Determine how many lines include the string "EROS". Output that number only.

Data to process
* * * * *
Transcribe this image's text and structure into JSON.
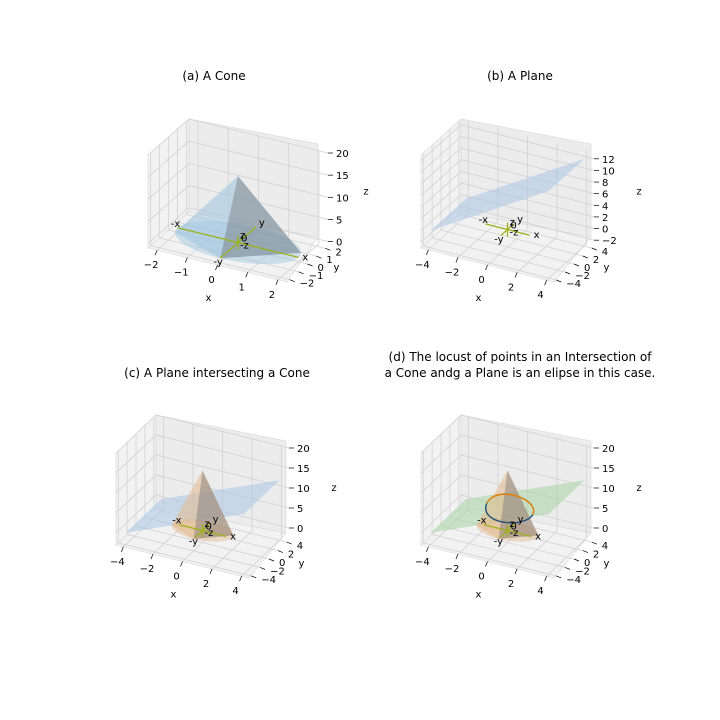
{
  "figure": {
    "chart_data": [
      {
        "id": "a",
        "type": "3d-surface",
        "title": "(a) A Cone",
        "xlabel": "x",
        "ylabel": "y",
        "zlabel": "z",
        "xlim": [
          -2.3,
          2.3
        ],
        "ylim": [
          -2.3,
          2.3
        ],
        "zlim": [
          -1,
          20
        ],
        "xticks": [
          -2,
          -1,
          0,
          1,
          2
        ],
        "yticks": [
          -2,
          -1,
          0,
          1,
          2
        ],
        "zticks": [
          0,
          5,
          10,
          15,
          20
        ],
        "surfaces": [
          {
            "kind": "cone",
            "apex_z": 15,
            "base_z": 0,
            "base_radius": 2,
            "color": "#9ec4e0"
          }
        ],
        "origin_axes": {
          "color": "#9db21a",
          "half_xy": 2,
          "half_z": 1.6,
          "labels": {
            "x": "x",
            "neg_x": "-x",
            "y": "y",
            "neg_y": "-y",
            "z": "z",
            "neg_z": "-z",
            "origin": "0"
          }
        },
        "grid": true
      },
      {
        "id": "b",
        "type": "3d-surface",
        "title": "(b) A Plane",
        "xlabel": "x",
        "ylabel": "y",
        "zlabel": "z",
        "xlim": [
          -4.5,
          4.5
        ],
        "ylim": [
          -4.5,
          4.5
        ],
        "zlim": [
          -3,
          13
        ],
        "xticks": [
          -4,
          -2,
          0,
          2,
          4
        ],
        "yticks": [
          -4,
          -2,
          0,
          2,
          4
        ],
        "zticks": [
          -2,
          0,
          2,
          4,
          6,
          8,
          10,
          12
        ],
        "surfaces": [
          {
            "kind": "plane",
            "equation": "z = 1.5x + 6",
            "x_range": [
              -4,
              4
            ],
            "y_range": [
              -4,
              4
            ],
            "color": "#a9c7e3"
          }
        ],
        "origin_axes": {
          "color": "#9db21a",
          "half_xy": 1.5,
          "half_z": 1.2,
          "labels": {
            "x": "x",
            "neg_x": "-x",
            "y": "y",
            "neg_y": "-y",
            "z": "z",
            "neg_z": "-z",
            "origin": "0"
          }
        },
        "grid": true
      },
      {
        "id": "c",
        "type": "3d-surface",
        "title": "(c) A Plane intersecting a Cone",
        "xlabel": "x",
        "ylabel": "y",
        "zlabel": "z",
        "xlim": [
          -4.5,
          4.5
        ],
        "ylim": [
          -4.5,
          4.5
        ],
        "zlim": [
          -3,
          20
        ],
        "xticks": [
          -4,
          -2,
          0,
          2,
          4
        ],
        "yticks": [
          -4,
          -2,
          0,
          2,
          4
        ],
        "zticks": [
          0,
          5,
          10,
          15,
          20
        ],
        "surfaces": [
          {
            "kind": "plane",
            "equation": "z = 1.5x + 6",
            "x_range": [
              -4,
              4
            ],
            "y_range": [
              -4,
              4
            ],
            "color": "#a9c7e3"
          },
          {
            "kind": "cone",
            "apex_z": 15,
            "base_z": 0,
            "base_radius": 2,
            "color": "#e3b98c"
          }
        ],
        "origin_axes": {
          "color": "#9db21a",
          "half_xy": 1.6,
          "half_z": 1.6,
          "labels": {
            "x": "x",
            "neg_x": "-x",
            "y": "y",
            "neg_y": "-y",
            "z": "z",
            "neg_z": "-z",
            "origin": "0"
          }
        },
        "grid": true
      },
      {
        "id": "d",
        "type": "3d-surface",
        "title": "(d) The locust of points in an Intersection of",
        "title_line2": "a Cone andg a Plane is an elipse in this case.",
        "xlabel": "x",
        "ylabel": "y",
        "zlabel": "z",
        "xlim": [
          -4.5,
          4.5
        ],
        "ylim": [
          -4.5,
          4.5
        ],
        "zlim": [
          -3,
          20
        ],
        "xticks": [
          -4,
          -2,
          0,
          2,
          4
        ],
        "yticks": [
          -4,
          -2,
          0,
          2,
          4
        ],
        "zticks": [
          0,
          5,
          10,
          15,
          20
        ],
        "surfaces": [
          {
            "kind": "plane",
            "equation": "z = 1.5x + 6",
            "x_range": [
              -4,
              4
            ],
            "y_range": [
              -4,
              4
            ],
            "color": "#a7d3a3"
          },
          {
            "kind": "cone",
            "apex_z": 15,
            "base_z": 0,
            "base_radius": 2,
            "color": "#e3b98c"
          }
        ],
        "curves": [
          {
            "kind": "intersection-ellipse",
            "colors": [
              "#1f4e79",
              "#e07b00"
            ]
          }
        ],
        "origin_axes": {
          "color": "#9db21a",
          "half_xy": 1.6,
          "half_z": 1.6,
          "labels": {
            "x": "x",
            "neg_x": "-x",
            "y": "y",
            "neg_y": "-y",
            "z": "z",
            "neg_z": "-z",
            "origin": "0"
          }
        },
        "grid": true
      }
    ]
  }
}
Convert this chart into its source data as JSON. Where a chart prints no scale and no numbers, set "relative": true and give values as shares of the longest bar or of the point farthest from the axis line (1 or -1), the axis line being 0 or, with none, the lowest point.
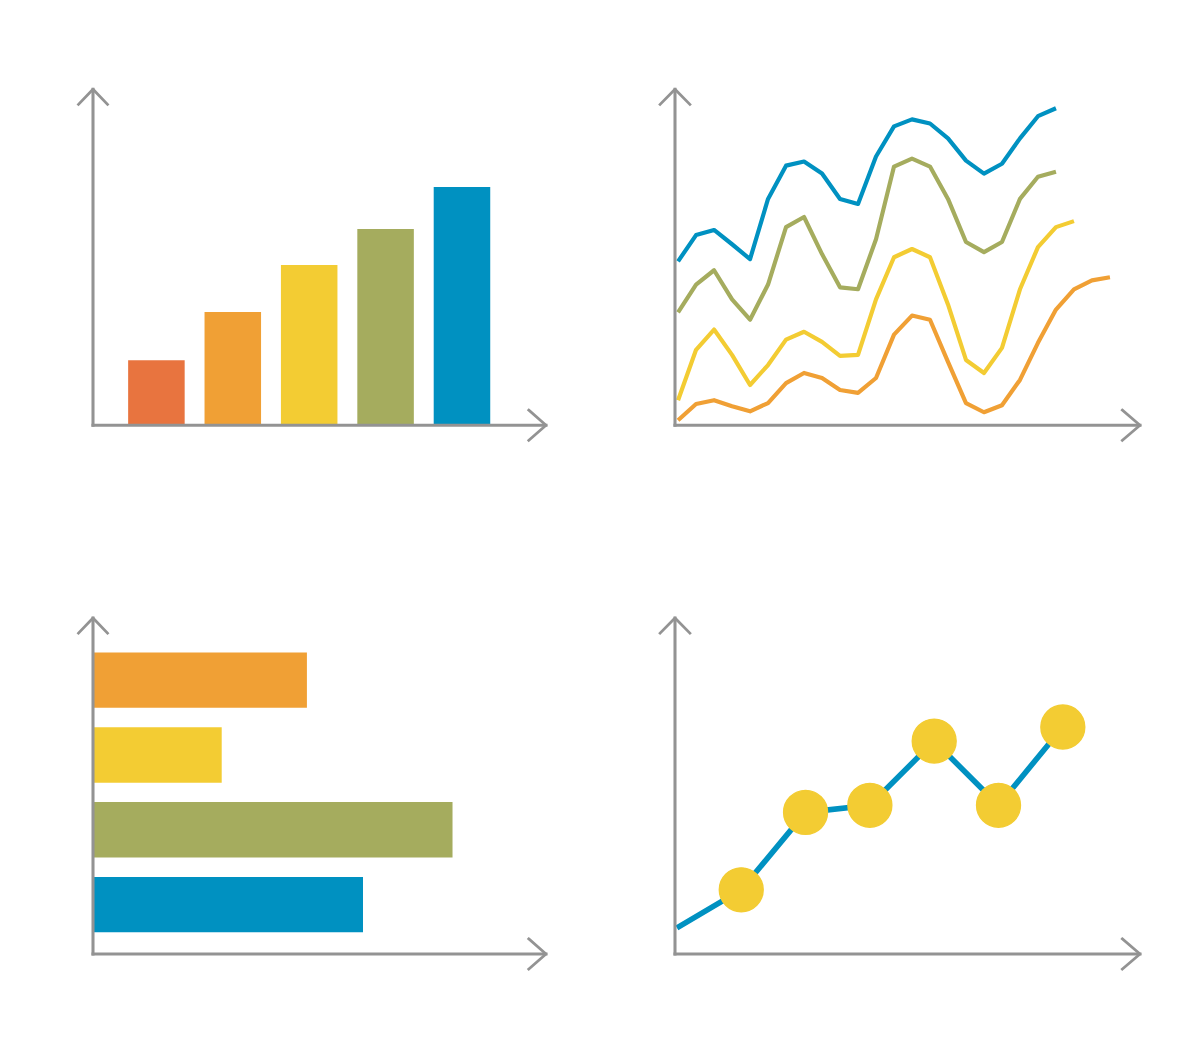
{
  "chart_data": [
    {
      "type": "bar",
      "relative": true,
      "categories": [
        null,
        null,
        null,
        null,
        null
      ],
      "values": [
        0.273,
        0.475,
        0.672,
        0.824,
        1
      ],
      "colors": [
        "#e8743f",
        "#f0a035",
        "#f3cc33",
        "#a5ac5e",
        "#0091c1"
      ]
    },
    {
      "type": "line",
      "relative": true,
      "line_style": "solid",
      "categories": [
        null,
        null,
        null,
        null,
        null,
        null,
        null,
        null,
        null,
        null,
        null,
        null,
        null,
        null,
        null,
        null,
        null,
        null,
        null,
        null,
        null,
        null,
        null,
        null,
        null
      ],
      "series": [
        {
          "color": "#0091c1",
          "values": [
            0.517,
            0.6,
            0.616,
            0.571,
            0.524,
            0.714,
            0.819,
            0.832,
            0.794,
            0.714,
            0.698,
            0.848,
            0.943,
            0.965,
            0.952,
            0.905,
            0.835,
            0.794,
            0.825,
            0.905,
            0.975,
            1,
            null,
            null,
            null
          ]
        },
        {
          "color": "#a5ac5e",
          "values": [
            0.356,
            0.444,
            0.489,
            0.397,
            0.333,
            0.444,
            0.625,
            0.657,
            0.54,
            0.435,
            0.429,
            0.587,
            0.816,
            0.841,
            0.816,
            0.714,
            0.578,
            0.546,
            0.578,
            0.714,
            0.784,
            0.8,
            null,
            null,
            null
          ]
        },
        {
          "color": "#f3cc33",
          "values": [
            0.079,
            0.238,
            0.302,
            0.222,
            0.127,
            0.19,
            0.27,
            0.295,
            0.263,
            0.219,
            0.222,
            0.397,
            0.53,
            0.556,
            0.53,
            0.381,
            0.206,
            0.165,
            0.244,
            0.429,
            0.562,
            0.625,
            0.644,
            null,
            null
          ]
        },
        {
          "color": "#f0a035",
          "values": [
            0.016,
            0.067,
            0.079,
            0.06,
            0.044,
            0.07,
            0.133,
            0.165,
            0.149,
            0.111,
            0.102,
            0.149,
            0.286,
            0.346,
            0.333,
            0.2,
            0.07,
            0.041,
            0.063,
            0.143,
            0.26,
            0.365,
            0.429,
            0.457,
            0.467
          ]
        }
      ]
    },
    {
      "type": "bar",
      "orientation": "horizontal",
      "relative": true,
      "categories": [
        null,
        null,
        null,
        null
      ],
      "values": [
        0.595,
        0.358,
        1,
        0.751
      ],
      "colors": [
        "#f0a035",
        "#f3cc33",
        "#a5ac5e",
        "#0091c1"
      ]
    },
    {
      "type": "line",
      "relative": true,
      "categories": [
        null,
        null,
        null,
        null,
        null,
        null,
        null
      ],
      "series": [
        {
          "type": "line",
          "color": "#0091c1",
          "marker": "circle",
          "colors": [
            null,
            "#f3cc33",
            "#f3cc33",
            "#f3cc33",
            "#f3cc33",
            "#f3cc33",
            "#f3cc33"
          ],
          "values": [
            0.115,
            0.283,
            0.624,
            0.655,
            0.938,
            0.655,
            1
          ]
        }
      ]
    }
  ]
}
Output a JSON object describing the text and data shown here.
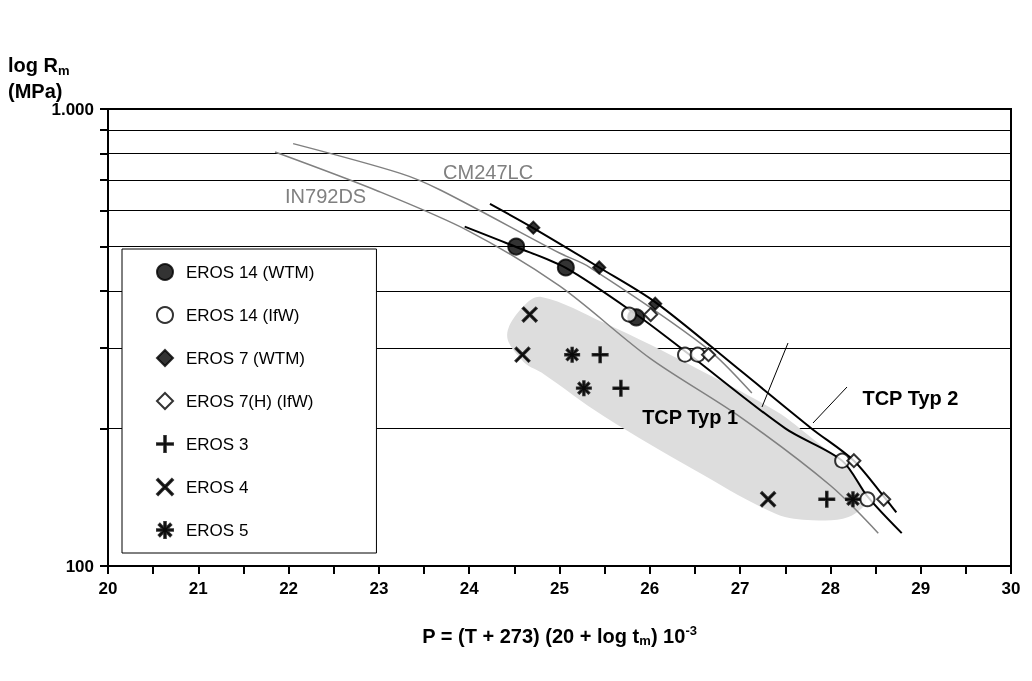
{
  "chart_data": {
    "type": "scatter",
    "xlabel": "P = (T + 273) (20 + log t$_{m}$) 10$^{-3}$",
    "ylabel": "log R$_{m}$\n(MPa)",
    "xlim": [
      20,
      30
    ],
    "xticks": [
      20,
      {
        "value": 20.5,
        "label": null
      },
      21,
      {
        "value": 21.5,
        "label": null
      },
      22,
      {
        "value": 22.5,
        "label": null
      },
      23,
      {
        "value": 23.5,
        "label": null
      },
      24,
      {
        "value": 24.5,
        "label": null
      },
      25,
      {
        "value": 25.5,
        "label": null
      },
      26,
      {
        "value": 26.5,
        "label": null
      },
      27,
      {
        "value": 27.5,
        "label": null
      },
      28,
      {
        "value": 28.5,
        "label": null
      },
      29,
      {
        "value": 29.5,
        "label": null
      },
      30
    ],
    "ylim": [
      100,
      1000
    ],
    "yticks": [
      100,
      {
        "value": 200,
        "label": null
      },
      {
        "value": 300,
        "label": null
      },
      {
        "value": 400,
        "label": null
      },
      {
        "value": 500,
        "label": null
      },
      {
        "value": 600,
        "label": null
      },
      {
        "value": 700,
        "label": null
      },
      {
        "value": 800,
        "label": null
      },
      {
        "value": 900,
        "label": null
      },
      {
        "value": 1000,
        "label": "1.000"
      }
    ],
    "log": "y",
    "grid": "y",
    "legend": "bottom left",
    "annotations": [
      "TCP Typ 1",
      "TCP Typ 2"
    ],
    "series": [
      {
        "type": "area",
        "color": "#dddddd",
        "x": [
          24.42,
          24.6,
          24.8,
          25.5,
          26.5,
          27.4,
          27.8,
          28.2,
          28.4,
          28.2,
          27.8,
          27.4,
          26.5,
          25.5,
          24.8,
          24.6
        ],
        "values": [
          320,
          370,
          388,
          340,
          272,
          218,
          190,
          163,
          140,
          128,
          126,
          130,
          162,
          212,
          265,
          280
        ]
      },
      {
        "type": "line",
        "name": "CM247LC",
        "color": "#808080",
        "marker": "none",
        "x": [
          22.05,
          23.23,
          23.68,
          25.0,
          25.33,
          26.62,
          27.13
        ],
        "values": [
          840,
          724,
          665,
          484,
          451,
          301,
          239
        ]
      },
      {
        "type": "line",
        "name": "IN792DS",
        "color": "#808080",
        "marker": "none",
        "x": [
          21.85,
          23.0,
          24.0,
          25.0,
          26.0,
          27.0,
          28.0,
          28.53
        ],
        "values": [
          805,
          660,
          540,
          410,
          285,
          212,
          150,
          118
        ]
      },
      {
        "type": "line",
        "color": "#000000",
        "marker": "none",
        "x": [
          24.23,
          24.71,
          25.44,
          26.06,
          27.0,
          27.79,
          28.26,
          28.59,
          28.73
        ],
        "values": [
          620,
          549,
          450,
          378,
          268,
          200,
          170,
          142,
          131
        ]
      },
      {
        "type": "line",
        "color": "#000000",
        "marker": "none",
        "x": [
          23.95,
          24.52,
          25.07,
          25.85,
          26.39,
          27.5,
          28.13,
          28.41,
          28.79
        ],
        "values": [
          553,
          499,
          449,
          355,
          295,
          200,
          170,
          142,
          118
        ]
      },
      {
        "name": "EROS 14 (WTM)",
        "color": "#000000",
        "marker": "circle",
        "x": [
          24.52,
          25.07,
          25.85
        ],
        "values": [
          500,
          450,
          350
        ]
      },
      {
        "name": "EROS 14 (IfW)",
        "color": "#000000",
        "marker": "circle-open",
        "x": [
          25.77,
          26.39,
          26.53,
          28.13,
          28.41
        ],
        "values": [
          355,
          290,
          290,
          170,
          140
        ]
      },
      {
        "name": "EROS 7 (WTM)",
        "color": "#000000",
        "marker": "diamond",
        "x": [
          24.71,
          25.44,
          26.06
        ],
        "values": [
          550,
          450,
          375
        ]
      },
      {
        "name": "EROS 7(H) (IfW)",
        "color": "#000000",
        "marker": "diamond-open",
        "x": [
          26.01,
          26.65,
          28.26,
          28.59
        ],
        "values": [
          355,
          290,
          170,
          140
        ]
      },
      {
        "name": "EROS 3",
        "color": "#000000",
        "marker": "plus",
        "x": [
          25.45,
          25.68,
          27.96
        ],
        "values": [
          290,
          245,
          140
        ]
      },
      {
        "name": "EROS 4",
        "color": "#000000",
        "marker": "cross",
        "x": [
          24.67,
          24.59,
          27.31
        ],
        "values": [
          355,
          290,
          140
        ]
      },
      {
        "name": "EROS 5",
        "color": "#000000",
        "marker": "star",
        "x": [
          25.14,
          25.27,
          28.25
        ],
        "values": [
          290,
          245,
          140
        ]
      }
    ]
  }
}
* * * * *
Response below
7